= Beginning of Section =

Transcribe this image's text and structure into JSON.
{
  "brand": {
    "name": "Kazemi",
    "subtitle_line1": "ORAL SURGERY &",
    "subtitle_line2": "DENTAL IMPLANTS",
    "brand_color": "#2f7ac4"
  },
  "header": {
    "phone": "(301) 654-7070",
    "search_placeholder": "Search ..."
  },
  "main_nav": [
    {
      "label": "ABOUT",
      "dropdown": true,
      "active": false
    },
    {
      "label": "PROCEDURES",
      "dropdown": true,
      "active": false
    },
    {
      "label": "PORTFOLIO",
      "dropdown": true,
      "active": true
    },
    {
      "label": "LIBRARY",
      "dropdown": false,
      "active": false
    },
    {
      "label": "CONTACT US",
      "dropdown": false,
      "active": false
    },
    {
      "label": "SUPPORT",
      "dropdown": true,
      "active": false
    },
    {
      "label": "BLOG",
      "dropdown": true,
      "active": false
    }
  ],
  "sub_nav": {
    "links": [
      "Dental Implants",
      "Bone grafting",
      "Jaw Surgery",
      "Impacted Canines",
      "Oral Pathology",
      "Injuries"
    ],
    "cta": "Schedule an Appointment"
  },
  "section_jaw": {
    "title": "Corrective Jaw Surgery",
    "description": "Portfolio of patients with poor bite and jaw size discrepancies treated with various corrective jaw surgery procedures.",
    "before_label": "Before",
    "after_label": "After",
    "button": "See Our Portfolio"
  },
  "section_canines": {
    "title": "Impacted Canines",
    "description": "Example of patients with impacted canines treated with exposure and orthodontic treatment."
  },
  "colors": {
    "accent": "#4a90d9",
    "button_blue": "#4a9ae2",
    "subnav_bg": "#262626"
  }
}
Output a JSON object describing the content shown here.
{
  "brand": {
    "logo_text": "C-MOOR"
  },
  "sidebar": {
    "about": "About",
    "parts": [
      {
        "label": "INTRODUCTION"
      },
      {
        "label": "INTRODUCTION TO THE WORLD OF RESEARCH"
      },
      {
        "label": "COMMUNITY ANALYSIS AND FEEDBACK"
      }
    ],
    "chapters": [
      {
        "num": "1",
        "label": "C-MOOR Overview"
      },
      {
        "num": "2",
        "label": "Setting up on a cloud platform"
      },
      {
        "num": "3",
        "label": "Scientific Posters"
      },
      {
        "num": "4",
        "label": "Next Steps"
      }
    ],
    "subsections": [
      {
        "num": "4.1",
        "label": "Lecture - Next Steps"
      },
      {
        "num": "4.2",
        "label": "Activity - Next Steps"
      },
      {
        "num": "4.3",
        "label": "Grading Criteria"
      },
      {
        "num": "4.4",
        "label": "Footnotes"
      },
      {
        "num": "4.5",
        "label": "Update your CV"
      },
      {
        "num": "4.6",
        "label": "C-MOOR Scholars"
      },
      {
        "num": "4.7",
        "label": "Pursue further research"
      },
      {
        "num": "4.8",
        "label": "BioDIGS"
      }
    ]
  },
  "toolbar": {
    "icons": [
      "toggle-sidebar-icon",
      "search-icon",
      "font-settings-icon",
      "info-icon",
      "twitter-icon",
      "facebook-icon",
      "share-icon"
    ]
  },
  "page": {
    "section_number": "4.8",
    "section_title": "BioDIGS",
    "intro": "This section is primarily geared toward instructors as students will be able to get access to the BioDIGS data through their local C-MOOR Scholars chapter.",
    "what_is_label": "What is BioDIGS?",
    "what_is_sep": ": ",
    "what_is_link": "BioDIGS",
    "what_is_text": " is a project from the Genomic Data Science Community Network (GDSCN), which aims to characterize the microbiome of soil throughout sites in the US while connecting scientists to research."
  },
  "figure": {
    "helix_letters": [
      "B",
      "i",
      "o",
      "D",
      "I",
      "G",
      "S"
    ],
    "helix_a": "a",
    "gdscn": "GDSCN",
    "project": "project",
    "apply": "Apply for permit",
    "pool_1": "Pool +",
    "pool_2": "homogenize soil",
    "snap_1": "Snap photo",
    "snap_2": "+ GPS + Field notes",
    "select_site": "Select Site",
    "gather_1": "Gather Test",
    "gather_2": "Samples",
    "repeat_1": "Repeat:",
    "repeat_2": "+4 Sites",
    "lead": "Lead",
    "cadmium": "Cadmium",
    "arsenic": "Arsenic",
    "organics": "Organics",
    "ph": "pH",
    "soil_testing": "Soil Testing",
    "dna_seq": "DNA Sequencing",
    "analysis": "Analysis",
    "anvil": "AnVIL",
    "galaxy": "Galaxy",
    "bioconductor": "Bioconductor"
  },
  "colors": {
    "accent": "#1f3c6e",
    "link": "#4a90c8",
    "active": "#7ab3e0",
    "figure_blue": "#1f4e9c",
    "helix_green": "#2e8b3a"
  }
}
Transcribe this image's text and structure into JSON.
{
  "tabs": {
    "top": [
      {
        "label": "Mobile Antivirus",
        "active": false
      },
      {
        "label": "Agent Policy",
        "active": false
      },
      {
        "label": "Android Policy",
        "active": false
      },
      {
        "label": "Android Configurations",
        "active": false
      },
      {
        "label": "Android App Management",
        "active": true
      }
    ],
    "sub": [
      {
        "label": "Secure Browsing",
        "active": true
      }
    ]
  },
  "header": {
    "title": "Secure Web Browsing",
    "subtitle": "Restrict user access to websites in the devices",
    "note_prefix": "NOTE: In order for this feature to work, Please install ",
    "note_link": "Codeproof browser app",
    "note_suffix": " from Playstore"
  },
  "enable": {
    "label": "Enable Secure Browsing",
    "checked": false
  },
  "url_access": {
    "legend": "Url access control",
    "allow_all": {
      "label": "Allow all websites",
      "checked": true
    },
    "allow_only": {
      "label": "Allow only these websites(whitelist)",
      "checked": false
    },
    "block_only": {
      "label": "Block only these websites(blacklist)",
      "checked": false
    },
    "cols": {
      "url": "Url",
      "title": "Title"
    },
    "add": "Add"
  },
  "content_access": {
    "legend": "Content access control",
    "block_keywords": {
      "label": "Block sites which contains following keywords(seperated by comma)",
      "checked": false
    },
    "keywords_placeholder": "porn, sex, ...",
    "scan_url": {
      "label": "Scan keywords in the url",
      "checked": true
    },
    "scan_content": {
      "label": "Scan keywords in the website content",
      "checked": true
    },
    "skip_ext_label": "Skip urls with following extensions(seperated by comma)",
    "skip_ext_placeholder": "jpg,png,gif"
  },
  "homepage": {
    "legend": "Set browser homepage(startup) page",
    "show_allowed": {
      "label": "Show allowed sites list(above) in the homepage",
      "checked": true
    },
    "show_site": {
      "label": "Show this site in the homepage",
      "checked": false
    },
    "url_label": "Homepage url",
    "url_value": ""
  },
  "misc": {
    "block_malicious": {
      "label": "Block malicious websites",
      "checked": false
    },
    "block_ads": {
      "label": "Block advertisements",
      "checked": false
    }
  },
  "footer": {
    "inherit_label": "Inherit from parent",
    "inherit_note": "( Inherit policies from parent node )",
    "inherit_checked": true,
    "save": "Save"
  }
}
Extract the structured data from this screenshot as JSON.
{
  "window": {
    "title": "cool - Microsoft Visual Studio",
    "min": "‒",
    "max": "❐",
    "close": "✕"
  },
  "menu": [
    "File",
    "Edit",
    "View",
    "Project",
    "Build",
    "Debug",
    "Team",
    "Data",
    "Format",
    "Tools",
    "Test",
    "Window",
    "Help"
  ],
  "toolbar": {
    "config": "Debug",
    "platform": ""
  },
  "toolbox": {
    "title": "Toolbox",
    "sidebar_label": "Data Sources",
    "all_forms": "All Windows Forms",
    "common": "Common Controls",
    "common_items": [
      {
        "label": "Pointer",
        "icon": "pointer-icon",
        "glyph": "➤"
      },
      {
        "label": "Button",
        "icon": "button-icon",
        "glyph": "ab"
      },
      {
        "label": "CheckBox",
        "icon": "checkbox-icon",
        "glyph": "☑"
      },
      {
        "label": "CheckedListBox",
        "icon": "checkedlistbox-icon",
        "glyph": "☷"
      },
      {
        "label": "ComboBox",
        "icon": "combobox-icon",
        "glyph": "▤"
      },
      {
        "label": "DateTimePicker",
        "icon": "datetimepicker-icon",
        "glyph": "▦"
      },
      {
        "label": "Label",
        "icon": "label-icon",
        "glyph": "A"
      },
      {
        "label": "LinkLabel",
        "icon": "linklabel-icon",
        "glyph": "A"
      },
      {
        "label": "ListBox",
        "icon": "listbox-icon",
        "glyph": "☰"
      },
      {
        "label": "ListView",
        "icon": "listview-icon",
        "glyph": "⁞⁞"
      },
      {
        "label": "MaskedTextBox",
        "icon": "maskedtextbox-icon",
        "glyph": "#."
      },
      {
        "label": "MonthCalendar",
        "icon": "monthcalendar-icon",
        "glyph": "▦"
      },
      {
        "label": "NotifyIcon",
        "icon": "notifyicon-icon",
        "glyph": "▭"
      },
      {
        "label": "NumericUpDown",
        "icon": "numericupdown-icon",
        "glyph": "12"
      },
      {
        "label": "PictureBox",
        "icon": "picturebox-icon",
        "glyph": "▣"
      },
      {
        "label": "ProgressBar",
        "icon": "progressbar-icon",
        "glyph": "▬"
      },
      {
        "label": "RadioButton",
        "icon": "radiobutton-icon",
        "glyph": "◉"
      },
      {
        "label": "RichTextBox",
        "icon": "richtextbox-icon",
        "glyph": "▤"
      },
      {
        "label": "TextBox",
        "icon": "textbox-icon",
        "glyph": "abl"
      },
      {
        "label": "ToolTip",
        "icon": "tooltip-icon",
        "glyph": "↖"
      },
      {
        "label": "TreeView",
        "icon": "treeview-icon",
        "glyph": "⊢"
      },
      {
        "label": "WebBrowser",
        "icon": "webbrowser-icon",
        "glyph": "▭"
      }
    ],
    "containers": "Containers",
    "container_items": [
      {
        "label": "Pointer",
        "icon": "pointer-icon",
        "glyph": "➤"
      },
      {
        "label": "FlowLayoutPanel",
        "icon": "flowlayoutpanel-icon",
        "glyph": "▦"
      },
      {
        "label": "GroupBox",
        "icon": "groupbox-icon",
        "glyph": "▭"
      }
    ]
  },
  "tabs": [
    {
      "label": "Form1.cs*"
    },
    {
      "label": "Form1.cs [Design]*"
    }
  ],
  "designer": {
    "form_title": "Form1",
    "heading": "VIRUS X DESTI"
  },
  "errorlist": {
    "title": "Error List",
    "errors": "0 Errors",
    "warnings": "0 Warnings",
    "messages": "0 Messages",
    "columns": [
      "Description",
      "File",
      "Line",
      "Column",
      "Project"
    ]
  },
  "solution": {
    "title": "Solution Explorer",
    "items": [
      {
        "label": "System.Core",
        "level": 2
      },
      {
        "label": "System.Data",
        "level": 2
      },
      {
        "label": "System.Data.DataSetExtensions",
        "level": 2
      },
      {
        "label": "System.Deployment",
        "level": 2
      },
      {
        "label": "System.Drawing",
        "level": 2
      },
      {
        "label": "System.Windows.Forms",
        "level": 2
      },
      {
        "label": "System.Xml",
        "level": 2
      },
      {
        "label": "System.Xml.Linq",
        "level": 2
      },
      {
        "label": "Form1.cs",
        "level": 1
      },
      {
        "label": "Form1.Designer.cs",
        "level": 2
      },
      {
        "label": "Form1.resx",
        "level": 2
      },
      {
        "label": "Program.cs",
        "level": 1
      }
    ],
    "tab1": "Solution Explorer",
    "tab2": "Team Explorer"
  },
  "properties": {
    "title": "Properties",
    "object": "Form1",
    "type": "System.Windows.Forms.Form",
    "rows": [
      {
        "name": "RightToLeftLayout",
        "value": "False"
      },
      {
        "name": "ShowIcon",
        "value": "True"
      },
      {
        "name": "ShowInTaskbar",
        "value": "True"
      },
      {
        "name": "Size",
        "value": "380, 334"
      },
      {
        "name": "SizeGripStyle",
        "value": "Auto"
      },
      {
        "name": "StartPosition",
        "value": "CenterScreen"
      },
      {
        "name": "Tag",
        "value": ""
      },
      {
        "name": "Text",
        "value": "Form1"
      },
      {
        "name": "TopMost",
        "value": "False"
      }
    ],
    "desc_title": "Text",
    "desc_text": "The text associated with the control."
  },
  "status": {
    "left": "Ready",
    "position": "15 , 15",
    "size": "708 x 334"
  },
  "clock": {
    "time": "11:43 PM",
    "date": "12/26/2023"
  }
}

= End of Section =

#### WORK REQUIRED:
Nothing except a number is needed: how many lines of the entries contain the word "Policy"?

#### ANSWER SECTION:
2